**Exercise**
Reproduce the data below in full and exclude every picture.

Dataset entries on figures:
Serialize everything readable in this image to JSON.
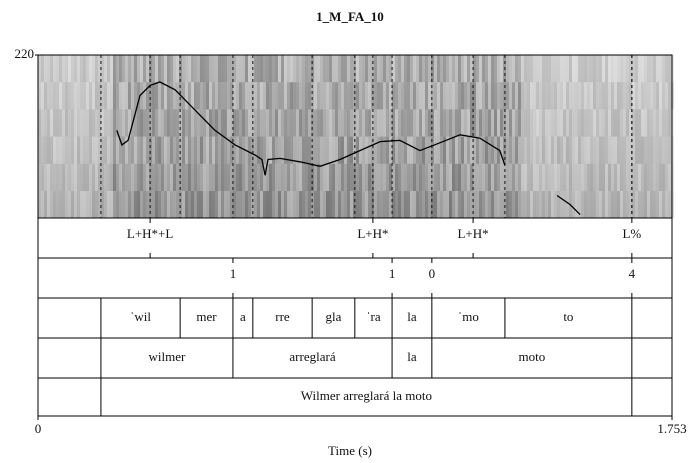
{
  "chart_data": {
    "type": "praat",
    "title": "1_M_FA_10",
    "xlabel": "Time (s)",
    "xlim": [
      0,
      1.753
    ],
    "xticks": [
      0,
      1.753
    ],
    "ylim": [
      75,
      220
    ],
    "yticks": [
      220
    ],
    "pitch": {
      "color": "#000000",
      "x": [
        0.218,
        0.232,
        0.249,
        0.282,
        0.31,
        0.337,
        0.379,
        0.434,
        0.489,
        0.545,
        0.6,
        0.619,
        0.628,
        0.636,
        0.669,
        0.724,
        0.78,
        0.835,
        0.89,
        0.946,
        1.001,
        1.056,
        1.112,
        1.167,
        1.222,
        1.277,
        1.291,
        1.35,
        1.435,
        1.471,
        1.499
      ],
      "values": [
        153,
        140,
        144,
        184,
        193,
        196,
        189,
        171,
        153,
        140,
        131,
        127,
        113,
        127,
        128,
        125,
        121,
        127,
        135,
        143,
        144,
        135,
        142,
        149,
        146,
        135,
        122,
        null,
        95,
        87,
        78
      ]
    },
    "tiers": [
      {
        "kind": "point",
        "times": [
          0.31,
          0.926,
          1.203,
          1.642
        ],
        "labels": [
          "L+H*+L",
          "L+H*",
          "L+H*",
          "L%"
        ]
      },
      {
        "kind": "point",
        "times": [
          0.539,
          0.979,
          1.089,
          1.642
        ],
        "labels": [
          "1",
          "1",
          "0",
          "4"
        ]
      },
      {
        "kind": "interval",
        "boundaries": [
          0.174,
          0.393,
          0.539,
          0.594,
          0.758,
          0.876,
          0.979,
          1.089,
          1.291,
          1.642
        ],
        "labels": [
          null,
          "ˈwil",
          "mer",
          "a",
          "rre",
          "gla",
          "ˈra",
          "la",
          "ˈmo",
          "to",
          null
        ]
      },
      {
        "kind": "interval",
        "boundaries": [
          0.174,
          0.539,
          0.979,
          1.089,
          1.642
        ],
        "labels": [
          null,
          "wilmer",
          "arreglará",
          "la",
          "moto",
          null
        ]
      },
      {
        "kind": "interval",
        "boundaries": [
          0.174,
          1.642
        ],
        "labels": [
          null,
          "Wilmer arreglará la moto",
          null
        ]
      }
    ]
  }
}
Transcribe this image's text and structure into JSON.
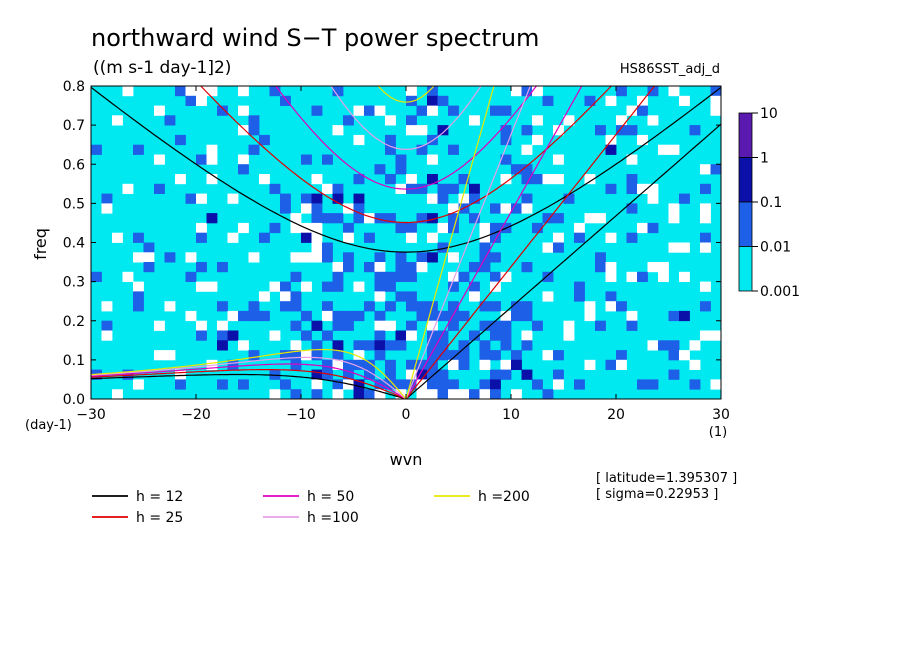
{
  "chart_data": {
    "type": "heatmap",
    "title": "northward wind S−T power spectrum",
    "subtitle": "((m s-1 day-1]2)",
    "experiment": "HS86SST_adj_d",
    "xlabel": "wvn",
    "ylabel": "freq",
    "x_unit": "(1)",
    "y_unit": "(day-1)",
    "xlim": [
      -30,
      30
    ],
    "ylim": [
      0,
      0.8
    ],
    "x_ticks": [
      "−30",
      "−20",
      "−10",
      "0",
      "10",
      "20",
      "30"
    ],
    "y_ticks": [
      "0.0",
      "0.1",
      "0.2",
      "0.3",
      "0.4",
      "0.5",
      "0.6",
      "0.7",
      "0.8"
    ],
    "colorbar": {
      "levels": [
        "10",
        "1",
        "0.1",
        "0.01",
        "0.001"
      ],
      "colors": [
        "#5a1ab0",
        "#0b10a8",
        "#1e5fe8",
        "#00e8f0"
      ]
    },
    "background_colors": {
      "white": "#ffffff",
      "cyan": "#00e8f0",
      "blue": "#1e5fe8",
      "dark": "#0b10a8"
    },
    "equivalent_depths": [
      {
        "label": "h = 12",
        "h": 12,
        "color": "#000000"
      },
      {
        "label": "h = 25",
        "h": 25,
        "color": "#e00000"
      },
      {
        "label": "h = 50",
        "h": 50,
        "color": "#e000c0"
      },
      {
        "label": "h =100",
        "h": 100,
        "color": "#e8a0e8"
      },
      {
        "label": "h =200",
        "h": 200,
        "color": "#e8e800"
      }
    ],
    "info": [
      "[ latitude=1.395307 ]",
      "[ sigma=0.22953 ]"
    ]
  }
}
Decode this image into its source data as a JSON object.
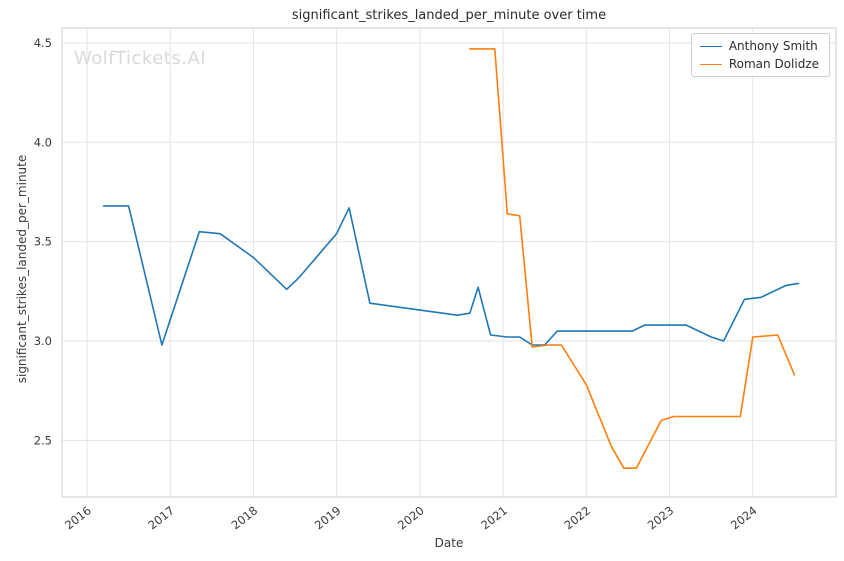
{
  "watermark": "WolfTickets.AI",
  "chart_data": {
    "type": "line",
    "title": "significant_strikes_landed_per_minute over time",
    "xlabel": "Date",
    "ylabel": "significant_strikes_landed_per_minute",
    "xlim": [
      2015.7,
      2025.0
    ],
    "ylim": [
      2.215,
      4.575
    ],
    "grid": true,
    "legend_position": "upper right",
    "xticks": {
      "values": [
        2016,
        2017,
        2018,
        2019,
        2020,
        2021,
        2022,
        2023,
        2024
      ],
      "labels": [
        "2016",
        "2017",
        "2018",
        "2019",
        "2020",
        "2021",
        "2022",
        "2023",
        "2024"
      ]
    },
    "yticks": {
      "values": [
        2.5,
        3.0,
        3.5,
        4.0,
        4.5
      ],
      "labels": [
        "2.5",
        "3.0",
        "3.5",
        "4.0",
        "4.5"
      ]
    },
    "series": [
      {
        "name": "Anthony Smith",
        "color": "#1f77b4",
        "x": [
          2016.2,
          2016.5,
          2016.9,
          2017.35,
          2017.6,
          2018.0,
          2018.4,
          2018.55,
          2019.0,
          2019.15,
          2019.4,
          2019.75,
          2020.1,
          2020.45,
          2020.6,
          2020.7,
          2020.85,
          2021.05,
          2021.2,
          2021.35,
          2021.5,
          2021.65,
          2022.0,
          2022.3,
          2022.55,
          2022.7,
          2023.0,
          2023.2,
          2023.5,
          2023.65,
          2023.9,
          2024.1,
          2024.4,
          2024.55
        ],
        "y": [
          3.68,
          3.68,
          2.98,
          3.55,
          3.54,
          3.42,
          3.26,
          3.32,
          3.54,
          3.67,
          3.19,
          3.17,
          3.15,
          3.13,
          3.14,
          3.27,
          3.03,
          3.02,
          3.02,
          2.98,
          2.98,
          3.05,
          3.05,
          3.05,
          3.05,
          3.08,
          3.08,
          3.08,
          3.02,
          3.0,
          3.21,
          3.22,
          3.28,
          3.29
        ]
      },
      {
        "name": "Roman Dolidze",
        "color": "#ff7f0e",
        "x": [
          2020.6,
          2020.9,
          2021.05,
          2021.2,
          2021.35,
          2021.55,
          2021.7,
          2022.0,
          2022.3,
          2022.45,
          2022.6,
          2022.9,
          2023.05,
          2023.4,
          2023.85,
          2024.0,
          2024.3,
          2024.5
        ],
        "y": [
          4.47,
          4.47,
          3.64,
          3.63,
          2.97,
          2.98,
          2.98,
          2.78,
          2.47,
          2.36,
          2.36,
          2.6,
          2.62,
          2.62,
          2.62,
          3.02,
          3.03,
          2.83
        ]
      }
    ]
  }
}
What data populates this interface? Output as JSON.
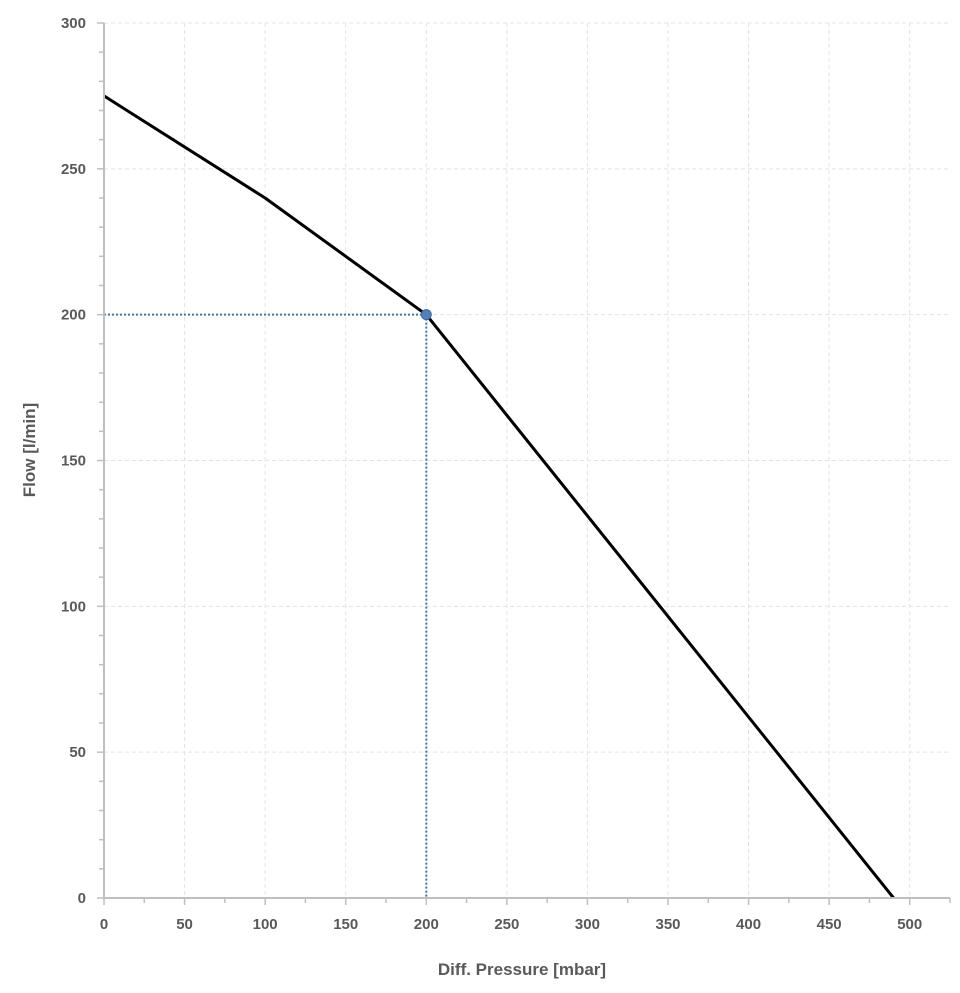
{
  "chart_data": {
    "type": "line",
    "title": "",
    "xlabel": "Diff. Pressure [mbar]",
    "ylabel": "Flow [l/min]",
    "xlim": [
      0,
      525
    ],
    "ylim": [
      0,
      300
    ],
    "x_ticks": [
      0,
      50,
      100,
      150,
      200,
      250,
      300,
      350,
      400,
      450,
      500
    ],
    "y_ticks": [
      0,
      50,
      100,
      150,
      200,
      250,
      300
    ],
    "grid": true,
    "series": [
      {
        "values": [
          {
            "x": 0,
            "y": 275
          },
          {
            "x": 100,
            "y": 240
          },
          {
            "x": 200,
            "y": 200
          },
          {
            "x": 490,
            "y": 0
          }
        ],
        "color": "#000000"
      }
    ],
    "operating_point": {
      "x": 200,
      "y": 200,
      "color": "#4f81bd"
    }
  }
}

**Complete response**
Serialize everything readable in this image to JSON.
{
  "chart_data": {
    "type": "praat",
    "title": "1_M_FA_10",
    "xlabel": "Time (s)",
    "xlim": [
      0,
      1.753
    ],
    "xticks": [
      0,
      1.753
    ],
    "ylim": [
      75,
      220
    ],
    "yticks": [
      220
    ],
    "pitch": {
      "color": "#000000",
      "x": [
        0.218,
        0.232,
        0.249,
        0.282,
        0.31,
        0.337,
        0.379,
        0.434,
        0.489,
        0.545,
        0.6,
        0.619,
        0.628,
        0.636,
        0.669,
        0.724,
        0.78,
        0.835,
        0.89,
        0.946,
        1.001,
        1.056,
        1.112,
        1.167,
        1.222,
        1.277,
        1.291,
        1.35,
        1.435,
        1.471,
        1.499
      ],
      "values": [
        153,
        140,
        144,
        184,
        193,
        196,
        189,
        171,
        153,
        140,
        131,
        127,
        113,
        127,
        128,
        125,
        121,
        127,
        135,
        143,
        144,
        135,
        142,
        149,
        146,
        135,
        122,
        null,
        95,
        87,
        78
      ]
    },
    "tiers": [
      {
        "kind": "point",
        "times": [
          0.31,
          0.926,
          1.203,
          1.642
        ],
        "labels": [
          "L+H*+L",
          "L+H*",
          "L+H*",
          "L%"
        ]
      },
      {
        "kind": "point",
        "times": [
          0.539,
          0.979,
          1.089,
          1.642
        ],
        "labels": [
          "1",
          "1",
          "0",
          "4"
        ]
      },
      {
        "kind": "interval",
        "boundaries": [
          0.174,
          0.393,
          0.539,
          0.594,
          0.758,
          0.876,
          0.979,
          1.089,
          1.291,
          1.642
        ],
        "labels": [
          null,
          "ˈwil",
          "mer",
          "a",
          "rre",
          "gla",
          "ˈra",
          "la",
          "ˈmo",
          "to",
          null
        ]
      },
      {
        "kind": "interval",
        "boundaries": [
          0.174,
          0.539,
          0.979,
          1.089,
          1.642
        ],
        "labels": [
          null,
          "wilmer",
          "arreglará",
          "la",
          "moto",
          null
        ]
      },
      {
        "kind": "interval",
        "boundaries": [
          0.174,
          1.642
        ],
        "labels": [
          null,
          "Wilmer arreglará la moto",
          null
        ]
      }
    ]
  }
}
Transcribe this image's text and structure into JSON.
{
  "chart_data": {
    "type": "heatmap",
    "title": "northward wind S−T power spectrum",
    "subtitle": "((m s-1 day-1]2)",
    "experiment": "HS86SST_adj_d",
    "xlabel": "wvn",
    "ylabel": "freq",
    "x_unit": "(1)",
    "y_unit": "(day-1)",
    "xlim": [
      -30,
      30
    ],
    "ylim": [
      0,
      0.8
    ],
    "x_ticks": [
      "−30",
      "−20",
      "−10",
      "0",
      "10",
      "20",
      "30"
    ],
    "y_ticks": [
      "0.0",
      "0.1",
      "0.2",
      "0.3",
      "0.4",
      "0.5",
      "0.6",
      "0.7",
      "0.8"
    ],
    "colorbar": {
      "levels": [
        "10",
        "1",
        "0.1",
        "0.01",
        "0.001"
      ],
      "colors": [
        "#5a1ab0",
        "#0b10a8",
        "#1e5fe8",
        "#00e8f0"
      ]
    },
    "background_colors": {
      "white": "#ffffff",
      "cyan": "#00e8f0",
      "blue": "#1e5fe8",
      "dark": "#0b10a8"
    },
    "equivalent_depths": [
      {
        "label": "h = 12",
        "h": 12,
        "color": "#000000"
      },
      {
        "label": "h = 25",
        "h": 25,
        "color": "#e00000"
      },
      {
        "label": "h = 50",
        "h": 50,
        "color": "#e000c0"
      },
      {
        "label": "h =100",
        "h": 100,
        "color": "#e8a0e8"
      },
      {
        "label": "h =200",
        "h": 200,
        "color": "#e8e800"
      }
    ],
    "info": [
      "[ latitude=1.395307 ]",
      "[ sigma=0.22953 ]"
    ]
  }
}
Decode this image into its source data as a JSON object.
{
  "watermark": "WolfTickets.AI",
  "chart_data": {
    "type": "line",
    "title": "significant_strikes_landed_per_minute over time",
    "xlabel": "Date",
    "ylabel": "significant_strikes_landed_per_minute",
    "xlim": [
      2015.7,
      2025.0
    ],
    "ylim": [
      2.215,
      4.575
    ],
    "grid": true,
    "legend_position": "upper right",
    "xticks": {
      "values": [
        2016,
        2017,
        2018,
        2019,
        2020,
        2021,
        2022,
        2023,
        2024
      ],
      "labels": [
        "2016",
        "2017",
        "2018",
        "2019",
        "2020",
        "2021",
        "2022",
        "2023",
        "2024"
      ]
    },
    "yticks": {
      "values": [
        2.5,
        3.0,
        3.5,
        4.0,
        4.5
      ],
      "labels": [
        "2.5",
        "3.0",
        "3.5",
        "4.0",
        "4.5"
      ]
    },
    "series": [
      {
        "name": "Anthony Smith",
        "color": "#1f77b4",
        "x": [
          2016.2,
          2016.5,
          2016.9,
          2017.35,
          2017.6,
          2018.0,
          2018.4,
          2018.55,
          2019.0,
          2019.15,
          2019.4,
          2019.75,
          2020.1,
          2020.45,
          2020.6,
          2020.7,
          2020.85,
          2021.05,
          2021.2,
          2021.35,
          2021.5,
          2021.65,
          2022.0,
          2022.3,
          2022.55,
          2022.7,
          2023.0,
          2023.2,
          2023.5,
          2023.65,
          2023.9,
          2024.1,
          2024.4,
          2024.55
        ],
        "y": [
          3.68,
          3.68,
          2.98,
          3.55,
          3.54,
          3.42,
          3.26,
          3.32,
          3.54,
          3.67,
          3.19,
          3.17,
          3.15,
          3.13,
          3.14,
          3.27,
          3.03,
          3.02,
          3.02,
          2.98,
          2.98,
          3.05,
          3.05,
          3.05,
          3.05,
          3.08,
          3.08,
          3.08,
          3.02,
          3.0,
          3.21,
          3.22,
          3.28,
          3.29
        ]
      },
      {
        "name": "Roman Dolidze",
        "color": "#ff7f0e",
        "x": [
          2020.6,
          2020.9,
          2021.05,
          2021.2,
          2021.35,
          2021.55,
          2021.7,
          2022.0,
          2022.3,
          2022.45,
          2022.6,
          2022.9,
          2023.05,
          2023.4,
          2023.85,
          2024.0,
          2024.3,
          2024.5
        ],
        "y": [
          4.47,
          4.47,
          3.64,
          3.63,
          2.97,
          2.98,
          2.98,
          2.78,
          2.47,
          2.36,
          2.36,
          2.6,
          2.62,
          2.62,
          2.62,
          3.02,
          3.03,
          2.83
        ]
      }
    ]
  }
}
What data populates this interface? Output as JSON.
{
  "chart_data": {
    "type": "line",
    "title": "",
    "xlabel": "Diff. Pressure [mbar]",
    "ylabel": "Flow [l/min]",
    "xlim": [
      0,
      525
    ],
    "ylim": [
      0,
      300
    ],
    "x_ticks": [
      0,
      50,
      100,
      150,
      200,
      250,
      300,
      350,
      400,
      450,
      500
    ],
    "y_ticks": [
      0,
      50,
      100,
      150,
      200,
      250,
      300
    ],
    "grid": true,
    "series": [
      {
        "values": [
          {
            "x": 0,
            "y": 275
          },
          {
            "x": 100,
            "y": 240
          },
          {
            "x": 200,
            "y": 200
          },
          {
            "x": 490,
            "y": 0
          }
        ],
        "color": "#000000"
      }
    ],
    "operating_point": {
      "x": 200,
      "y": 200,
      "color": "#4f81bd"
    }
  }
}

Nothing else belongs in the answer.